Each entry below must be repeated word for word.
--------------------------------------------------
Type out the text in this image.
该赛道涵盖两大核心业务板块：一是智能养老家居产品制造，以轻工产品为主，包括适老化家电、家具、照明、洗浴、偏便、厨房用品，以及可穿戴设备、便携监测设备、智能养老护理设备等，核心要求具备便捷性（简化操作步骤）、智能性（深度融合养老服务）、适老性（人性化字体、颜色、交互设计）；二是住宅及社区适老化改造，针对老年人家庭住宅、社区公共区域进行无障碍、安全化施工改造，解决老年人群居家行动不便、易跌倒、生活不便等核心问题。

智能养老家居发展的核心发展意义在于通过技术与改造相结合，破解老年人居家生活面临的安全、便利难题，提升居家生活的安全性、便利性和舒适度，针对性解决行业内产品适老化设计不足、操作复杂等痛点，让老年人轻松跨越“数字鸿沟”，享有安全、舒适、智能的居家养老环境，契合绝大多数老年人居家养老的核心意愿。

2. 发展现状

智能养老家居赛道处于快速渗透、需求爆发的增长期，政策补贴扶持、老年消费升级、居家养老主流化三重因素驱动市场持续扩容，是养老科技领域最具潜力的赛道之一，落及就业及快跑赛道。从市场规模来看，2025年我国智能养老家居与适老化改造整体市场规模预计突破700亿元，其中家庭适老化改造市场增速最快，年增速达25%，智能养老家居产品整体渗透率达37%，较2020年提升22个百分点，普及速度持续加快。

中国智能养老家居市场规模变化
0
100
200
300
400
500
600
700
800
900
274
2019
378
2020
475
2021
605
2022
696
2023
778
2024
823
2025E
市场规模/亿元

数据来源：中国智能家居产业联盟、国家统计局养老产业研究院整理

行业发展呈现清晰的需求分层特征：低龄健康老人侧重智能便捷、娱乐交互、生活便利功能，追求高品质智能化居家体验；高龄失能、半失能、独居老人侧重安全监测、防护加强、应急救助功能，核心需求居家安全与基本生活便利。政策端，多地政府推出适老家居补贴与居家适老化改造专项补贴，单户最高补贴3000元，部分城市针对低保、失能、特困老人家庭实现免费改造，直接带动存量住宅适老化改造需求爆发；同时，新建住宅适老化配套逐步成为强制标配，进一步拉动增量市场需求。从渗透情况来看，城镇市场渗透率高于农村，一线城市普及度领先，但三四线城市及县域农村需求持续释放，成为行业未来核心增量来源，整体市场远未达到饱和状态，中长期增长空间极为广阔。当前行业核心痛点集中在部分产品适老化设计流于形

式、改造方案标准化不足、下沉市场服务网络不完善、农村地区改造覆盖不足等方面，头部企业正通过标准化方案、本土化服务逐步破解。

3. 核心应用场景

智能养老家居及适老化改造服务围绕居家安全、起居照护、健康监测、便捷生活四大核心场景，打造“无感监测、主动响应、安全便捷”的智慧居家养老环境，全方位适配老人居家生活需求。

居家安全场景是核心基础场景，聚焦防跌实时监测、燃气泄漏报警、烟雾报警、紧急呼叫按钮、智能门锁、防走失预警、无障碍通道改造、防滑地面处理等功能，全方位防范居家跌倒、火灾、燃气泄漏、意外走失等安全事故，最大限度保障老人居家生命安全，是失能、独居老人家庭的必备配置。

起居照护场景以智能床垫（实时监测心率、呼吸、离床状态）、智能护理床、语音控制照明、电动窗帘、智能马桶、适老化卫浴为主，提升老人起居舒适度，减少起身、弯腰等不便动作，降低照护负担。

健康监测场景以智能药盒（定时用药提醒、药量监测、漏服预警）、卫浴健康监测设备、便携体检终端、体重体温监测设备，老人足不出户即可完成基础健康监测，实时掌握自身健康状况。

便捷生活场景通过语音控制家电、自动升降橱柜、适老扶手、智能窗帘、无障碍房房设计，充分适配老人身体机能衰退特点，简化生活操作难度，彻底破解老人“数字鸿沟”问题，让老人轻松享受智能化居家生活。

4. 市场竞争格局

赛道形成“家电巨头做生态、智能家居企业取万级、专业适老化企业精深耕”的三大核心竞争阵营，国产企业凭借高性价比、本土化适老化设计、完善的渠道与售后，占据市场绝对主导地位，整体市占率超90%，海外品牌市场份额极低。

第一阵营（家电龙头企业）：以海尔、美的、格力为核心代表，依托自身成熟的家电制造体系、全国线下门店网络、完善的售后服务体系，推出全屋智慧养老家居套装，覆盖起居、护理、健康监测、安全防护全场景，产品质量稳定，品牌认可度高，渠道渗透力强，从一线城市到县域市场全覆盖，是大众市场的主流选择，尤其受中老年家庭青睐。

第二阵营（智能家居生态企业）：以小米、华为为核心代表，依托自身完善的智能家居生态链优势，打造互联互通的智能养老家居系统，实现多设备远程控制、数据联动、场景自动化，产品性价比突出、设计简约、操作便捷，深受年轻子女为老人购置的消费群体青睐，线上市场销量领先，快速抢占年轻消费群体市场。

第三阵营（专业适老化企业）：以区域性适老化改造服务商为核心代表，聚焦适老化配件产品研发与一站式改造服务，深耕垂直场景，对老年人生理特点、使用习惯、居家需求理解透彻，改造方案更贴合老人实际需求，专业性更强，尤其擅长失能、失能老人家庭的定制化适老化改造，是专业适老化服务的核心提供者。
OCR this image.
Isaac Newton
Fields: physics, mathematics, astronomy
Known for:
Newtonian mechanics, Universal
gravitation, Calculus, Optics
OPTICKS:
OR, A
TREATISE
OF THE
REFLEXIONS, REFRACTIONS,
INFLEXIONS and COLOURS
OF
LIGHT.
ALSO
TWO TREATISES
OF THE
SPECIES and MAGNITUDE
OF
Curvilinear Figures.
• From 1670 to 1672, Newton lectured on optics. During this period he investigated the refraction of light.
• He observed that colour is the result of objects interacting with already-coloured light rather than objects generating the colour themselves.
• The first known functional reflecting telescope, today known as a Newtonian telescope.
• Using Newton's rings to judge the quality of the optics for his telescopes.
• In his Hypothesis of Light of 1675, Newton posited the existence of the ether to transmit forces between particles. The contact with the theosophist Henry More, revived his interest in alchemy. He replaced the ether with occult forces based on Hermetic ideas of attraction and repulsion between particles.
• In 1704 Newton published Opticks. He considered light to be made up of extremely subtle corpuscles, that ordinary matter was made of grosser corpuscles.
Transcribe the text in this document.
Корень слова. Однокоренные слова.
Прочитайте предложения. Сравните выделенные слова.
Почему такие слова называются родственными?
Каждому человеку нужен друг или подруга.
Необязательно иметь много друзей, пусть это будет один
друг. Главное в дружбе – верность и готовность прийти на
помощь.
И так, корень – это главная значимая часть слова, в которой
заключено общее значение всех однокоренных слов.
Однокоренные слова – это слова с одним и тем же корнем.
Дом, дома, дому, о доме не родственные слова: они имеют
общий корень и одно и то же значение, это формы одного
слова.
--------------------------------------------------
● **Full response**:
Type out the text in this image.
该赛道涵盖两大核心业务板块：一是智能养老家居产品制造，以轻工产品为主，包括适老化家电、家具、照明、洗浴、偏便、厨房用品，以及可穿戴设备、便携监测设备、智能养老护理设备等，核心要求具备便捷性（简化操作步骤）、智能性（深度融合养老服务）、适老性（人性化字体、颜色、交互设计）；二是住宅及社区适老化改造，针对老年人家庭住宅、社区公共区域进行无障碍、安全化施工改造，解决老年人群居家行动不便、易跌倒、生活不便等核心问题。

智能养老家居发展的核心发展意义在于通过技术与改造相结合，破解老年人居家生活面临的安全、便利难题，提升居家生活的安全性、便利性和舒适度，针对性解决行业内产品适老化设计不足、操作复杂等痛点，让老年人轻松跨越“数字鸿沟”，享有安全、舒适、智能的居家养老环境，契合绝大多数老年人居家养老的核心意愿。

2. 发展现状

智能养老家居赛道处于快速渗透、需求爆发的增长期，政策补贴扶持、老年消费升级、居家养老主流化三重因素驱动市场持续扩容，是养老科技领域最具潜力的赛道之一，落及就业及快跑赛道。从市场规模来看，2025年我国智能养老家居与适老化改造整体市场规模预计突破700亿元，其中家庭适老化改造市场增速最快，年增速达25%，智能养老家居产品整体渗透率达37%，较2020年提升22个百分点，普及速度持续加快。

中国智能养老家居市场规模变化
0
100
200
300
400
500
600
700
800
900
274
2019
378
2020
475
2021
605
2022
696
2023
778
2024
823
2025E
市场规模/亿元

数据来源：中国智能家居产业联盟、国家统计局养老产业研究院整理

行业发展呈现清晰的需求分层特征：低龄健康老人侧重智能便捷、娱乐交互、生活便利功能，追求高品质智能化居家体验；高龄失能、半失能、独居老人侧重安全监测、防护加强、应急救助功能，核心需求居家安全与基本生活便利。政策端，多地政府推出适老家居补贴与居家适老化改造专项补贴，单户最高补贴3000元，部分城市针对低保、失能、特困老人家庭实现免费改造，直接带动存量住宅适老化改造需求爆发；同时，新建住宅适老化配套逐步成为强制标配，进一步拉动增量市场需求。从渗透情况来看，城镇市场渗透率高于农村，一线城市普及度领先，但三四线城市及县域农村需求持续释放，成为行业未来核心增量来源，整体市场远未达到饱和状态，中长期增长空间极为广阔。当前行业核心痛点集中在部分产品适老化设计流于形

式、改造方案标准化不足、下沉市场服务网络不完善、农村地区改造覆盖不足等方面，头部企业正通过标准化方案、本土化服务逐步破解。

3. 核心应用场景

智能养老家居及适老化改造服务围绕居家安全、起居照护、健康监测、便捷生活四大核心场景，打造“无感监测、主动响应、安全便捷”的智慧居家养老环境，全方位适配老人居家生活需求。

居家安全场景是核心基础场景，聚焦防跌实时监测、燃气泄漏报警、烟雾报警、紧急呼叫按钮、智能门锁、防走失预警、无障碍通道改造、防滑地面处理等功能，全方位防范居家跌倒、火灾、燃气泄漏、意外走失等安全事故，最大限度保障老人居家生命安全，是失能、独居老人家庭的必备配置。

起居照护场景以智能床垫（实时监测心率、呼吸、离床状态）、智能护理床、语音控制照明、电动窗帘、智能马桶、适老化卫浴为主，提升老人起居舒适度，减少起身、弯腰等不便动作，降低照护负担。

健康监测场景以智能药盒（定时用药提醒、药量监测、漏服预警）、卫浴健康监测设备、便携体检终端、体重体温监测设备，老人足不出户即可完成基础健康监测，实时掌握自身健康状况。

便捷生活场景通过语音控制家电、自动升降橱柜、适老扶手、智能窗帘、无障碍房房设计，充分适配老人身体机能衰退特点，简化生活操作难度，彻底破解老人“数字鸿沟”问题，让老人轻松享受智能化居家生活。

4. 市场竞争格局

赛道形成“家电巨头做生态、智能家居企业取万级、专业适老化企业精深耕”的三大核心竞争阵营，国产企业凭借高性价比、本土化适老化设计、完善的渠道与售后，占据市场绝对主导地位，整体市占率超90%，海外品牌市场份额极低。

第一阵营（家电龙头企业）：以海尔、美的、格力为核心代表，依托自身成熟的家电制造体系、全国线下门店网络、完善的售后服务体系，推出全屋智慧养老家居套装，覆盖起居、护理、健康监测、安全防护全场景，产品质量稳定，品牌认可度高，渠道渗透力强，从一线城市到县域市场全覆盖，是大众市场的主流选择，尤其受中老年家庭青睐。

第二阵营（智能家居生态企业）：以小米、华为为核心代表，依托自身完善的智能家居生态链优势，打造互联互通的智能养老家居系统，实现多设备远程控制、数据联动、场景自动化，产品性价比突出、设计简约、操作便捷，深受年轻子女为老人购置的消费群体青睐，线上市场销量领先，快速抢占年轻消费群体市场。

第三阵营（专业适老化企业）：以区域性适老化改造服务商为核心代表，聚焦适老化配件产品研发与一站式改造服务，深耕垂直场景，对老年人生理特点、使用习惯、居家需求理解透彻，改造方案更贴合老人实际需求，专业性更强，尤其擅长失能、失能老人家庭的定制化适老化改造，是专业适老化服务的核心提供者。
OCR this image.
Isaac Newton
Fields: physics, mathematics, astronomy
Known for:
Newtonian mechanics, Universal
gravitation, Calculus, Optics
OPTICKS:
OR, A
TREATISE
OF THE
REFLEXIONS, REFRACTIONS,
INFLEXIONS and COLOURS
OF
LIGHT.
ALSO
TWO TREATISES
OF THE
SPECIES and MAGNITUDE
OF
Curvilinear Figures.
• From 1670 to 1672, Newton lectured on optics. During this period he investigated the refraction of light.
• He observed that colour is the result of objects interacting with already-coloured light rather than objects generating the colour themselves.
• The first known functional reflecting telescope, today known as a Newtonian telescope.
• Using Newton's rings to judge the quality of the optics for his telescopes.
• In his Hypothesis of Light of 1675, Newton posited the existence of the ether to transmit forces between particles. The contact with the theosophist Henry More, revived his interest in alchemy. He replaced the ether with occult forces based on Hermetic ideas of attraction and repulsion between particles.
• In 1704 Newton published Opticks. He considered light to be made up of extremely subtle corpuscles, that ordinary matter was made of grosser corpuscles.
Transcribe the text in this document.
Корень слова. Однокоренные слова.
Прочитайте предложения. Сравните выделенные слова.
Почему такие слова называются родственными?
Каждому человеку нужен друг или подруга.
Необязательно иметь много друзей, пусть это будет один
друг. Главное в дружбе – верность и готовность прийти на
помощь.
И так, корень – это главная значимая часть слова, в которой
заключено общее значение всех однокоренных слов.
Однокоренные слова – это слова с одним и тем же корнем.
Дом, дома, дому, о доме не родственные слова: они имеют
общий корень и одно и то же значение, это формы одного
слова.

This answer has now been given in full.